---- Texte source
La recherche génétique sur les cellules cancéreuses n'est pas nouvelle, mais jamais l'ADN complet d'autant de types de tumeurs différents n'avait été séquencé et analysé. Les résultats du vaste projet PCAWG (Pan-Cancer Analysis of Whole Genomes) sont publiés cette semaine dans 23 articles de la famille de revues Nature.
L'ampleur de cette analyse pan-cancer des génomes entiers est impressionnante : pendant des années, des centaines de scientifiques de plus de 700 institutions sur quatre continents ont collaboré au sein de 16 groupes de travail. Chacun a exploré un aspect spécifique de la génomique du cancer, du rôle des mutations dans les régions non codantes de l'ADN à la persistance de certaines mutations et à l'évolution des cellules tumorales.
Plus de 2 500 génomes tumoraux complets, issus de 38 types de cancer (du poumon à l'ovaire, en passant par la peau et la leucémie), ont été analysés.
--------
---- Données
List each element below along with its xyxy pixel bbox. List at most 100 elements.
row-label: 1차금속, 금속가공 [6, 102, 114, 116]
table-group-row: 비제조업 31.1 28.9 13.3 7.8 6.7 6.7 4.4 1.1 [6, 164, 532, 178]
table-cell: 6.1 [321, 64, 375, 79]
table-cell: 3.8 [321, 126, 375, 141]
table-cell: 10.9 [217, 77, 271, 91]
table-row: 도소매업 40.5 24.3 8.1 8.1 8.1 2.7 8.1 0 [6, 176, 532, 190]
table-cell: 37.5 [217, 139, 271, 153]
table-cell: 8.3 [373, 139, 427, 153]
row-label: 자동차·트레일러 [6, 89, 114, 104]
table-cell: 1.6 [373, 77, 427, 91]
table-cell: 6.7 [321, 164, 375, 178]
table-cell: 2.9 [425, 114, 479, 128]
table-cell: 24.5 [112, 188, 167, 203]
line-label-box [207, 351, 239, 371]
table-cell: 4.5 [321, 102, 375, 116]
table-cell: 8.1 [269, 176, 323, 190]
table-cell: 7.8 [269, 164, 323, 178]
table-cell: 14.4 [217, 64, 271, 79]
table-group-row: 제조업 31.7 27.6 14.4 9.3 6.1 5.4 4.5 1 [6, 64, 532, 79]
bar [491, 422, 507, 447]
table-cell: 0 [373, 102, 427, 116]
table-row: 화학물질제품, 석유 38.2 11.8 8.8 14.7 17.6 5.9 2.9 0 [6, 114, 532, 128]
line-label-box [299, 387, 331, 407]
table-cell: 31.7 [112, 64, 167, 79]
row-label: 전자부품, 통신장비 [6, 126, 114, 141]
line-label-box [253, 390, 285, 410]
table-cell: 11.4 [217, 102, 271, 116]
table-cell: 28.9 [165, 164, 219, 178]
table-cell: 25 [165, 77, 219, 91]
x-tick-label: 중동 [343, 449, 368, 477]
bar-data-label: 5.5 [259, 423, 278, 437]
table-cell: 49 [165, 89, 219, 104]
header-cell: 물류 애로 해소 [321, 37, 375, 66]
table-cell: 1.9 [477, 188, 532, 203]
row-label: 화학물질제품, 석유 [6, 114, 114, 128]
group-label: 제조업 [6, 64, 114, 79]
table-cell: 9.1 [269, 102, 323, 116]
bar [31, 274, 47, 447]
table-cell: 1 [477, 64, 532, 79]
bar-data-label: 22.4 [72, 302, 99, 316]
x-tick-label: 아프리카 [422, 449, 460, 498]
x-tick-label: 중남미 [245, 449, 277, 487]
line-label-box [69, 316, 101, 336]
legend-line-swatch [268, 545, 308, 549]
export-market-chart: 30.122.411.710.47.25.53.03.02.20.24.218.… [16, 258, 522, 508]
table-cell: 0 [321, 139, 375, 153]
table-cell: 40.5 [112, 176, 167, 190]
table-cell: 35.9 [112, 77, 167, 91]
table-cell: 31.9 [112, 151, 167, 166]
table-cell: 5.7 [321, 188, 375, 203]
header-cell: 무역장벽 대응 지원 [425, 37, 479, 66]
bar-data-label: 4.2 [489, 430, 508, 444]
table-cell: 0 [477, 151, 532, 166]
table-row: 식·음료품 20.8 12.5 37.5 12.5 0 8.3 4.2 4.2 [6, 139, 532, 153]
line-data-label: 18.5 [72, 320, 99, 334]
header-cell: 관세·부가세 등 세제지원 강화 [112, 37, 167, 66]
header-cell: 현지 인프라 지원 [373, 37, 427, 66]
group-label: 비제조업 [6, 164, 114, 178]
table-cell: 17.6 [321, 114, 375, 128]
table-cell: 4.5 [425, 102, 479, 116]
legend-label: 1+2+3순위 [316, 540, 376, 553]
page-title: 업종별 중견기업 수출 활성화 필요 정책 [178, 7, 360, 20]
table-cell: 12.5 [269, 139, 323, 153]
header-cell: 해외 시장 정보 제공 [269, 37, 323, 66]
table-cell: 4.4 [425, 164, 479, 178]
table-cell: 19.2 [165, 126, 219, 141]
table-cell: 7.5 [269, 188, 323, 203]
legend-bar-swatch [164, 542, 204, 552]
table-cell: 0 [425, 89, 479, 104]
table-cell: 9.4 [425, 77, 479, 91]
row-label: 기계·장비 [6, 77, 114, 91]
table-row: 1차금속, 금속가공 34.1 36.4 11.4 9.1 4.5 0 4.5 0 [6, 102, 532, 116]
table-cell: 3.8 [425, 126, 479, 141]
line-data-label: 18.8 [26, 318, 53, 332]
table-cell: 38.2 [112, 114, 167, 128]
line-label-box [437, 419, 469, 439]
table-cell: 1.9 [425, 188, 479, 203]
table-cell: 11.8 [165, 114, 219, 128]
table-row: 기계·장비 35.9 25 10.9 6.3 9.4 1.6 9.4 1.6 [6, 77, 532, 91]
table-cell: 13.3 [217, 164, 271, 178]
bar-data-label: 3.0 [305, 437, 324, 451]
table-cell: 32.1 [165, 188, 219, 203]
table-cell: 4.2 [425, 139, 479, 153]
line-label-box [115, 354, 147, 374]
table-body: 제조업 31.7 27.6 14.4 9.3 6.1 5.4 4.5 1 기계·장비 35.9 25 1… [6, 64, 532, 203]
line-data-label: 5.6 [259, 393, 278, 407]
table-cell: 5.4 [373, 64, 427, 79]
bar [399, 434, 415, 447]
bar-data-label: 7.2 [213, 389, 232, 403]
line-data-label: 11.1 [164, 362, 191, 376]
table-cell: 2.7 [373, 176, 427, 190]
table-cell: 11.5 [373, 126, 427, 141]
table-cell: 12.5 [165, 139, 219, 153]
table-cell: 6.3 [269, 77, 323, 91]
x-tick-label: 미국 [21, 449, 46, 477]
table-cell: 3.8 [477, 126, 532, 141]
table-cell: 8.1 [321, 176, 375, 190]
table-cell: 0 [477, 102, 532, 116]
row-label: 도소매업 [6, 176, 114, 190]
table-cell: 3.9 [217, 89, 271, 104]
--------
- **Consigne 1**
Reproduisez à l'identique le passage du texte sur la génomique du cancer compris entre « La recherche génétique » et « des cellules tumorales. », bornes incluses.
- **Consigne 2**
Reprenez le texte sur la génomique du cancer et poursuivez-le à partir de sa dernière phrase.
Les items n'ont aucun lien avec le texte sur la génomique du cancer.

- **Réponse 1**
La recherche génétique sur les cellules cancéreuses n'est pas nouvelle, mais jamais l'ADN complet d'autant de types de tumeurs différents n'avait été séquencé et analysé. Les résultats du vaste projet PCAWG (Pan-Cancer Analysis of Whole Genomes) sont publiés cette semaine dans 23 articles de la famille de revues Nature.
L'ampleur de cette analyse pan-cancer des génomes entiers est impressionnante : pendant des années, des centaines de scientifiques de plus de 700 institutions sur quatre continents ont collaboré au sein de 16 groupes de travail. Chacun a exploré un aspect spécifique de la génomique du cancer, du rôle des mutations dans les régions non codantes de l'ADN à la persistance de certaines mutations et à l'évolution des cellules tumorales.

- **Réponse 2**
L'une des principales conclusions est que le développement des cellules cancéreuses suit souvent une trajectoire longue. Les chercheurs ont identifié en moyenne 4 à 5 mutations motrices (ou driver mutations) par génome tumoral. Ces mutations confèrent un avantage évolutif aux cellules déraillées, leur permettant de proliférer et de supplanter les cellules saines. Seuls 5 % des tumeurs étudiées n'en présentaient aucune (bien que des altérations épigénétiques puissent intervenir).
Les driver mutations surviennent aussi dans des régions non codantes de l'ADN, comme l'a montré un groupe dédié. Une mutation dans la région promotrice du gène de la télomérase, favorisant la prolifération, en est un exemple. Néanmoins, ces mutations non codantes restent rares.
« Nous avons besoin du génome complet pour reconstituer l'évolution d'une cellule cancéreuse. » Jonas Demeulemeester, chercheur sur le cancer (KU Leuven et Francis Crick Institute)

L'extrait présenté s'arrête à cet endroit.